**STATED PROBLEM**
Copy everything from the line containing "sender-name: 熊大 [87,243,115,259]" down to the line containing "message-input[interactable] [66,897,420,949]", both included, without altering a single character.
......
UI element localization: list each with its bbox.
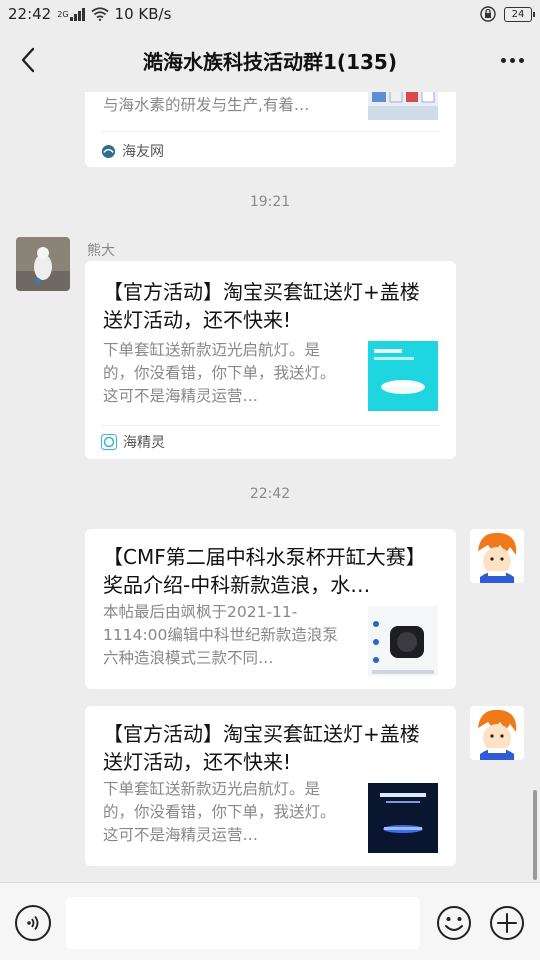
sender-name: 熊大 [87,243,115,259]
emoji-button[interactable] [436,905,472,941]
link-card-desc: 下单套缸送新款迈光启航灯。是的，你没看错，你下单，我送灯。这可不是海精灵运营… [103,780,336,844]
status-bar: 22:42 2G 10 KB/s 24 [0,0,540,28]
input-bar [0,882,540,960]
link-card-title: 【官方活动】淘宝买套缸送灯+盖楼送灯活动，还不快来! [103,280,420,332]
lock-rotation-icon [480,6,496,22]
back-button[interactable] [14,44,42,76]
link-card-desc: 本帖最后由飒枫于2021-11-1114:00编辑中科世纪新款造浪泵六种造浪模式… [103,603,338,667]
message-input[interactable] [66,897,420,949]
link-card-thumbnail [368,783,438,853]
avatar[interactable] [16,237,70,291]
link-card-divider [101,425,440,426]
avatar[interactable] [470,706,524,760]
plus-button[interactable] [489,905,525,941]
link-card-desc: 下单套缸送新款迈光启航灯。是的，你没看错，你下单，我送灯。这可不是海精灵运营… [103,341,336,405]
network-type: 2G [57,9,69,19]
chevron-left-icon [21,47,35,73]
message-list[interactable]: 与海水素的研发与生产,有着… 海友网 19:21 熊大 【官方活动】淘宝买套缸送… [0,92,540,882]
timestamp: 22:42 [249,486,291,502]
voice-button[interactable] [15,905,51,941]
link-card[interactable]: 【官方活动】淘宝买套缸送灯+盖楼送灯活动，还不快来! 下单套缸送新款迈光启航灯。… [85,261,456,459]
more-dot [518,57,524,63]
more-dots-icon [500,57,506,63]
link-card-source: 海精灵 [101,430,165,454]
link-card-thumbnail [368,606,438,676]
battery-icon: 24 [504,6,535,22]
voice-icon [27,915,39,931]
more-dot [509,57,515,63]
haijingling-logo-icon [101,434,117,450]
chat-header: 澔海水族科技活动群1(135) [0,28,540,92]
emoji-icon [437,906,471,940]
avatar[interactable] [470,529,524,583]
network-speed: 10 KB/s [114,5,172,23]
link-card[interactable]: 与海水素的研发与生产,有着… 海友网 [85,92,456,167]
link-card-desc: 与海水素的研发与生产,有着… [103,96,310,114]
link-card-thumbnail [368,341,438,411]
link-card-title: 【官方活动】淘宝买套缸送灯+盖楼送灯活动，还不快来! [103,722,420,774]
chat-title: 澔海水族科技活动群1(135) [143,49,397,74]
status-time: 22:42 [8,5,52,23]
link-card-divider [101,131,440,132]
haiyou-logo-icon [101,144,116,158]
wifi-icon [90,7,109,21]
link-card-thumbnail [368,92,438,120]
link-card-title: 【CMF第二届中科水泵杯开缸大赛】奖品介绍-中科新款造浪，水… [103,545,426,597]
timestamp: 19:21 [249,194,291,210]
link-card-source-name: 海友网 [122,144,164,160]
more-button[interactable] [496,44,528,76]
scrollbar[interactable] [533,790,537,880]
link-card[interactable]: 【官方活动】淘宝买套缸送灯+盖楼送灯活动，还不快来! 下单套缸送新款迈光启航灯。… [85,706,456,866]
link-card-source-name: 海精灵 [123,435,165,451]
plus-icon [490,906,524,940]
link-card[interactable]: 【CMF第二届中科水泵杯开缸大赛】奖品介绍-中科新款造浪，水… 本帖最后由飒枫于… [85,529,456,689]
battery-level: 24 [511,8,525,20]
signal-icon [69,7,85,21]
link-card-source: 海友网 [101,139,164,163]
......
**RESULT FOR THIS EXERCISE**
sender-name: 熊大 [87,243,115,259]
emoji-button[interactable] [436,905,472,941]
link-card-desc: 下单套缸送新款迈光启航灯。是的，你没看错，你下单，我送灯。这可不是海精灵运营… [103,780,336,844]
status-bar: 22:42 2G 10 KB/s 24 [0,0,540,28]
input-bar [0,882,540,960]
link-card-title: 【官方活动】淘宝买套缸送灯+盖楼送灯活动，还不快来! [103,280,420,332]
lock-rotation-icon [480,6,496,22]
back-button[interactable] [14,44,42,76]
link-card-desc: 本帖最后由飒枫于2021-11-1114:00编辑中科世纪新款造浪泵六种造浪模式… [103,603,338,667]
message-input[interactable] [66,897,420,949]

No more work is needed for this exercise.